◆ Task objective
Can you output the records below exactly as they are written?
BEGIN Excerpted records
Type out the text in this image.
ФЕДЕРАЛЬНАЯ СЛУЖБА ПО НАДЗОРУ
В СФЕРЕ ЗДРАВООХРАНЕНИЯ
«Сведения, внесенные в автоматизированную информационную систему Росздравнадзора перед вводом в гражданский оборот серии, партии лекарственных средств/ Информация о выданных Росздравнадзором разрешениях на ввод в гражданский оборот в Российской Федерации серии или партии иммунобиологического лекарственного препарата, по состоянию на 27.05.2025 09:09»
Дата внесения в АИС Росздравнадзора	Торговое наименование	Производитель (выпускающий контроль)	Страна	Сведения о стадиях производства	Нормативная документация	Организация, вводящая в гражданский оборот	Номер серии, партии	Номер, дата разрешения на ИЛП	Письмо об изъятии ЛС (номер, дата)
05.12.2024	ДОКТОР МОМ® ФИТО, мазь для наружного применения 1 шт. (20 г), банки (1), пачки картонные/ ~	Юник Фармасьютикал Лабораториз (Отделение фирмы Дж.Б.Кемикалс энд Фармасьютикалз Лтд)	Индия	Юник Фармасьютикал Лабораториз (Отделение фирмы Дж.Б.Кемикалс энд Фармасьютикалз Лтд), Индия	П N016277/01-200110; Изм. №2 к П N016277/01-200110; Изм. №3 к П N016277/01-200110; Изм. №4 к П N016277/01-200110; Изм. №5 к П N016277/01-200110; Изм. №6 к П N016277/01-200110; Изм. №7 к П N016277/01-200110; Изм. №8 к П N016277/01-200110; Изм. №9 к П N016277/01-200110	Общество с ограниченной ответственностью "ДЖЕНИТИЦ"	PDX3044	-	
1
END Excerpted records
◆ Exercise output
Type out the text in this image.
ФЕДЕРАЛЬНАЯ СЛУЖБА ПО НАДЗОРУ
В СФЕРЕ ЗДРАВООХРАНЕНИЯ
«Сведения, внесенные в автоматизированную информационную систему Росздравнадзора перед вводом в гражданский оборот серии, партии лекарственных средств/ Информация о выданных Росздравнадзором разрешениях на ввод в гражданский оборот в Российской Федерации серии или партии иммунобиологического лекарственного препарата, по состоянию на 27.05.2025 09:09»
Дата внесения в АИС Росздравнадзора	Торговое наименование	Производитель (выпускающий контроль)	Страна	Сведения о стадиях производства	Нормативная документация	Организация, вводящая в гражданский оборот	Номер серии, партии	Номер, дата разрешения на ИЛП	Письмо об изъятии ЛС (номер, дата)
05.12.2024	ДОКТОР МОМ® ФИТО, мазь для наружного применения 1 шт. (20 г), банки (1), пачки картонные/ ~	Юник Фармасьютикал Лабораториз (Отделение фирмы Дж.Б.Кемикалс энд Фармасьютикалз Лтд)	Индия	Юник Фармасьютикал Лабораториз (Отделение фирмы Дж.Б.Кемикалс энд Фармасьютикалз Лтд), Индия	П N016277/01-200110; Изм. №2 к П N016277/01-200110; Изм. №3 к П N016277/01-200110; Изм. №4 к П N016277/01-200110; Изм. №5 к П N016277/01-200110; Изм. №6 к П N016277/01-200110; Изм. №7 к П N016277/01-200110; Изм. №8 к П N016277/01-200110; Изм. №9 к П N016277/01-200110	Общество с ограниченной ответственностью "ДЖЕНИТИЦ"	PDX3044	-	
1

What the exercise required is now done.